- [Objective 1]:
Please state the average flash rate that the passage on typhoon lightning gives for Severe Typhoon Chanchu (2006).

- [Source text]:
━━━━━━━━━━━━━━━━

No obvious relationship between the average flash rate and the storm peak intensity (maximum wind speed and minimum central pressure in the lifetime) was found. Severe Typhoon Chanchu (2006) had a large maximum wind speed of 46 m s−1 but the average flash rate was only 21 h−1, whereas Typhoon Nuri (2008) had a maximum wind speed of 38 m s−1, but the flash rate was up to 3201 h−1, much higher than some severe typhoons (Table 1). Samsury and Orville (1994) found CG flash rate for Hurricanes Jerry (1989) was an order of magnitude higher than for Hugo, a more intense hurricane. Molinari et al. (1994, 1999), with the study of nine Atlantic basin hurricanes, also found the overall flash rate had no clear relationship with the averaged storm intensity. Horizontal wind speeds that characterized the storm intensity were not a good predictor of lightning activity in TCs, and the active electrical activity in storms was more related to the presence of strong updraft (Black and Hallett 1999).

━━━━━━━━━━━━━━━━

- [Element and box listings]:
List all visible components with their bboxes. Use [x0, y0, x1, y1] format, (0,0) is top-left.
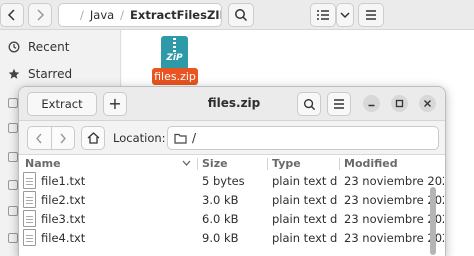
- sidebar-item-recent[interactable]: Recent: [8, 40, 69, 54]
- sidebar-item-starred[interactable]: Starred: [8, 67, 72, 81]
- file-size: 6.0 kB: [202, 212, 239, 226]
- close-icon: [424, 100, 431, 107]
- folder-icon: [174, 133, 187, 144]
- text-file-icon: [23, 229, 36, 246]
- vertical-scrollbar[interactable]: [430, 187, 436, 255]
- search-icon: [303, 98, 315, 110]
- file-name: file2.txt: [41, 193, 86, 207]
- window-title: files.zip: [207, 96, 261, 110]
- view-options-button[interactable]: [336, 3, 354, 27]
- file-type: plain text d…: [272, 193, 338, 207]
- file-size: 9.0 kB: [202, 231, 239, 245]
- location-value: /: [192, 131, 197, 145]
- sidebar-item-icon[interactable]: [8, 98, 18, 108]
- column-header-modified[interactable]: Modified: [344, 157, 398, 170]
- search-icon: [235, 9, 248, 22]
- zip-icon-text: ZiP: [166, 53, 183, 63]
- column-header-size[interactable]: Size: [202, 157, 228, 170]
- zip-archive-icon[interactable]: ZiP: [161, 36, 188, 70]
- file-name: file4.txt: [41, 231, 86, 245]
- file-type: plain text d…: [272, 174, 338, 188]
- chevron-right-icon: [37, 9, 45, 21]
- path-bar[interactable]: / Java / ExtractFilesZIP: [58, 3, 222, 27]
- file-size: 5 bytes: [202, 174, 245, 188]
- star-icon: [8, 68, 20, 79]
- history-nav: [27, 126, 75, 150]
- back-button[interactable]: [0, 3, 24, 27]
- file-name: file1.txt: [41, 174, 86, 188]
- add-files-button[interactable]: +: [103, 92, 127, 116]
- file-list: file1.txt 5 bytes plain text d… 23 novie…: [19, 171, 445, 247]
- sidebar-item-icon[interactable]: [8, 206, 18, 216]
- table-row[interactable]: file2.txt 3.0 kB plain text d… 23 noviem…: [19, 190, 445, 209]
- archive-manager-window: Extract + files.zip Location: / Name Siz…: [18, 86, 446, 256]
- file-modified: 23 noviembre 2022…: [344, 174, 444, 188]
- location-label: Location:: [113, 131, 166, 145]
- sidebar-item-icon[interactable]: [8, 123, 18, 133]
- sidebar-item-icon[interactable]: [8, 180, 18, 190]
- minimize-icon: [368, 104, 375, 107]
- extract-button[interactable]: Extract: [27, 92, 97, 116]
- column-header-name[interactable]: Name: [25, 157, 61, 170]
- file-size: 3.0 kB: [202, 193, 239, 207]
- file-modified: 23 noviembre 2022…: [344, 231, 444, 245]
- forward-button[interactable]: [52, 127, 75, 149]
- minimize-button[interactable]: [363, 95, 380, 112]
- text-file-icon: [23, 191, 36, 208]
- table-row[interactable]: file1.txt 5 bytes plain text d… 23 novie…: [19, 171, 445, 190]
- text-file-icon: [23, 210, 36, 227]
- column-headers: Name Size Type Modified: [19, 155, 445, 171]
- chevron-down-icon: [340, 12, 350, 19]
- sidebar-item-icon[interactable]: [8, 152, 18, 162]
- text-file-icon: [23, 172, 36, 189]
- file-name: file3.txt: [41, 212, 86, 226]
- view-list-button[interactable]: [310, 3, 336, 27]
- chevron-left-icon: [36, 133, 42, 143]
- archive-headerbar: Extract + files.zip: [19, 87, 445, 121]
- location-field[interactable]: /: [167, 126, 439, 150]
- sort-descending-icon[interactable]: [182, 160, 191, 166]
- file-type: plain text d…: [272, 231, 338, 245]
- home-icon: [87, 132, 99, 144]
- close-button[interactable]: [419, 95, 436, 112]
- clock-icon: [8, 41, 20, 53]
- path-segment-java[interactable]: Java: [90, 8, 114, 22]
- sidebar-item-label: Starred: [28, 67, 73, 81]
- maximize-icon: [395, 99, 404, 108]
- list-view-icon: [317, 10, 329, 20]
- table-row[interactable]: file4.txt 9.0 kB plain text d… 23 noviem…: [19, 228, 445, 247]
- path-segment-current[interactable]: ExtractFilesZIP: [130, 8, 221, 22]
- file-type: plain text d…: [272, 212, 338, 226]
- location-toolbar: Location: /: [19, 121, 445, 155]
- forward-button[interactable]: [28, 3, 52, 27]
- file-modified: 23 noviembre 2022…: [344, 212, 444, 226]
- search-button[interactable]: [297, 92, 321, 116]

━━━━━━━━━━━━━━━━

- [Objective 2]:
Give only the count of lines in the records that contain the string "ExtractFilesZIP".

- [Task result 1]:
21 h−1

- [Task result 2]:
2